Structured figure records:
BEGIN
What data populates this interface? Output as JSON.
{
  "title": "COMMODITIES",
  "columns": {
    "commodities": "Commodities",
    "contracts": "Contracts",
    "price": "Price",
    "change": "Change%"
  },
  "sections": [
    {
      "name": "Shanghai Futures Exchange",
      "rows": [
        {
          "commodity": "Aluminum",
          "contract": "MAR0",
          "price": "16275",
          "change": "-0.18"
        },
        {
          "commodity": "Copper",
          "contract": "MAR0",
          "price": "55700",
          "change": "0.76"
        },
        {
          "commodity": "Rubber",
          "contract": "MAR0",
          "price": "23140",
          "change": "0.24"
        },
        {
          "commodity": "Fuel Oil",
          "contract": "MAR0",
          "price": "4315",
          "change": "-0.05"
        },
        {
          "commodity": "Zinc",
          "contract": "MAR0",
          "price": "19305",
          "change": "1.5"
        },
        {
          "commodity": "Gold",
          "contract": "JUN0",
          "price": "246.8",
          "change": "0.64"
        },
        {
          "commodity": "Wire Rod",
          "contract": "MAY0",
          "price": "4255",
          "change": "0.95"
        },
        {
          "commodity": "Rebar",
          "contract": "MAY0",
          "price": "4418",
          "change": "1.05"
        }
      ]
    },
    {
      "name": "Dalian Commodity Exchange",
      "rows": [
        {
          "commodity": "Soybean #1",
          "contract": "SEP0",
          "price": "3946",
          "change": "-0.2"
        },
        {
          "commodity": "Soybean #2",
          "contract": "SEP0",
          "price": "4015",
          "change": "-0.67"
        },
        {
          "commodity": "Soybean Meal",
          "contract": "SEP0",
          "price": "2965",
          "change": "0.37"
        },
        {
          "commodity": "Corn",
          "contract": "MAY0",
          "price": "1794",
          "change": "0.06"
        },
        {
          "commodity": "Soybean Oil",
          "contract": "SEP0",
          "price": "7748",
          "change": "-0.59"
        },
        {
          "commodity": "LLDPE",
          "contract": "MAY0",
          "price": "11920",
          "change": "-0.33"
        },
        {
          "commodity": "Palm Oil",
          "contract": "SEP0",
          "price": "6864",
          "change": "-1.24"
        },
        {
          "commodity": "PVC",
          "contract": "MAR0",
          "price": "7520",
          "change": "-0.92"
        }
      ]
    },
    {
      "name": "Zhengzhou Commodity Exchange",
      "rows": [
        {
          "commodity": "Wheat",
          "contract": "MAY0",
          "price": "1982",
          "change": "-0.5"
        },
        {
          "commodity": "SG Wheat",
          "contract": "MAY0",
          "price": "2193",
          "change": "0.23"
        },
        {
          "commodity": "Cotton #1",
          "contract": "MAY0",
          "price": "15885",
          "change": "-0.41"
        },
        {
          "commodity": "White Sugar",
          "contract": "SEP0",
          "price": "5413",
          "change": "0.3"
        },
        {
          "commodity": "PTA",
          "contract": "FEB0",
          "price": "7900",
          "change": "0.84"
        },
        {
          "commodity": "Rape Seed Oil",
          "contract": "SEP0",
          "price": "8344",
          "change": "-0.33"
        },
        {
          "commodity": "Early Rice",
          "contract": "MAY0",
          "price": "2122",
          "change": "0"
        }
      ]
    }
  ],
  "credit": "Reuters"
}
END
**EXERCISE PROMPT:** Every record above should be copied exactly.

**TASK OUTPUT:**
What data populates this interface? Output as JSON.
{
  "title": "COMMODITIES",
  "columns": {
    "commodities": "Commodities",
    "contracts": "Contracts",
    "price": "Price",
    "change": "Change%"
  },
  "sections": [
    {
      "name": "Shanghai Futures Exchange",
      "rows": [
        {
          "commodity": "Aluminum",
          "contract": "MAR0",
          "price": "16275",
          "change": "-0.18"
        },
        {
          "commodity": "Copper",
          "contract": "MAR0",
          "price": "55700",
          "change": "0.76"
        },
        {
          "commodity": "Rubber",
          "contract": "MAR0",
          "price": "23140",
          "change": "0.24"
        },
        {
          "commodity": "Fuel Oil",
          "contract": "MAR0",
          "price": "4315",
          "change": "-0.05"
        },
        {
          "commodity": "Zinc",
          "contract": "MAR0",
          "price": "19305",
          "change": "1.5"
        },
        {
          "commodity": "Gold",
          "contract": "JUN0",
          "price": "246.8",
          "change": "0.64"
        },
        {
          "commodity": "Wire Rod",
          "contract": "MAY0",
          "price": "4255",
          "change": "0.95"
        },
        {
          "commodity": "Rebar",
          "contract": "MAY0",
          "price": "4418",
          "change": "1.05"
        }
      ]
    },
    {
      "name": "Dalian Commodity Exchange",
      "rows": [
        {
          "commodity": "Soybean #1",
          "contract": "SEP0",
          "price": "3946",
          "change": "-0.2"
        },
        {
          "commodity": "Soybean #2",
          "contract": "SEP0",
          "price": "4015",
          "change": "-0.67"
        },
        {
          "commodity": "Soybean Meal",
          "contract": "SEP0",
          "price": "2965",
          "change": "0.37"
        },
        {
          "commodity": "Corn",
          "contract": "MAY0",
          "price": "1794",
          "change": "0.06"
        },
        {
          "commodity": "Soybean Oil",
          "contract": "SEP0",
          "price": "7748",
          "change": "-0.59"
        },
        {
          "commodity": "LLDPE",
          "contract": "MAY0",
          "price": "11920",
          "change": "-0.33"
        },
        {
          "commodity": "Palm Oil",
          "contract": "SEP0",
          "price": "6864",
          "change": "-1.24"
        },
        {
          "commodity": "PVC",
          "contract": "MAR0",
          "price": "7520",
          "change": "-0.92"
        }
      ]
    },
    {
      "name": "Zhengzhou Commodity Exchange",
      "rows": [
        {
          "commodity": "Wheat",
          "contract": "MAY0",
          "price": "1982",
          "change": "-0.5"
        },
        {
          "commodity": "SG Wheat",
          "contract": "MAY0",
          "price": "2193",
          "change": "0.23"
        },
        {
          "commodity": "Cotton #1",
          "contract": "MAY0",
          "price": "15885",
          "change": "-0.41"
        },
        {
          "commodity": "White Sugar",
          "contract": "SEP0",
          "price": "5413",
          "change": "0.3"
        },
        {
          "commodity": "PTA",
          "contract": "FEB0",
          "price": "7900",
          "change": "0.84"
        },
        {
          "commodity": "Rape Seed Oil",
          "contract": "SEP0",
          "price": "8344",
          "change": "-0.33"
        },
        {
          "commodity": "Early Rice",
          "contract": "MAY0",
          "price": "2122",
          "change": "0"
        }
      ]
    }
  ],
  "credit": "Reuters"
}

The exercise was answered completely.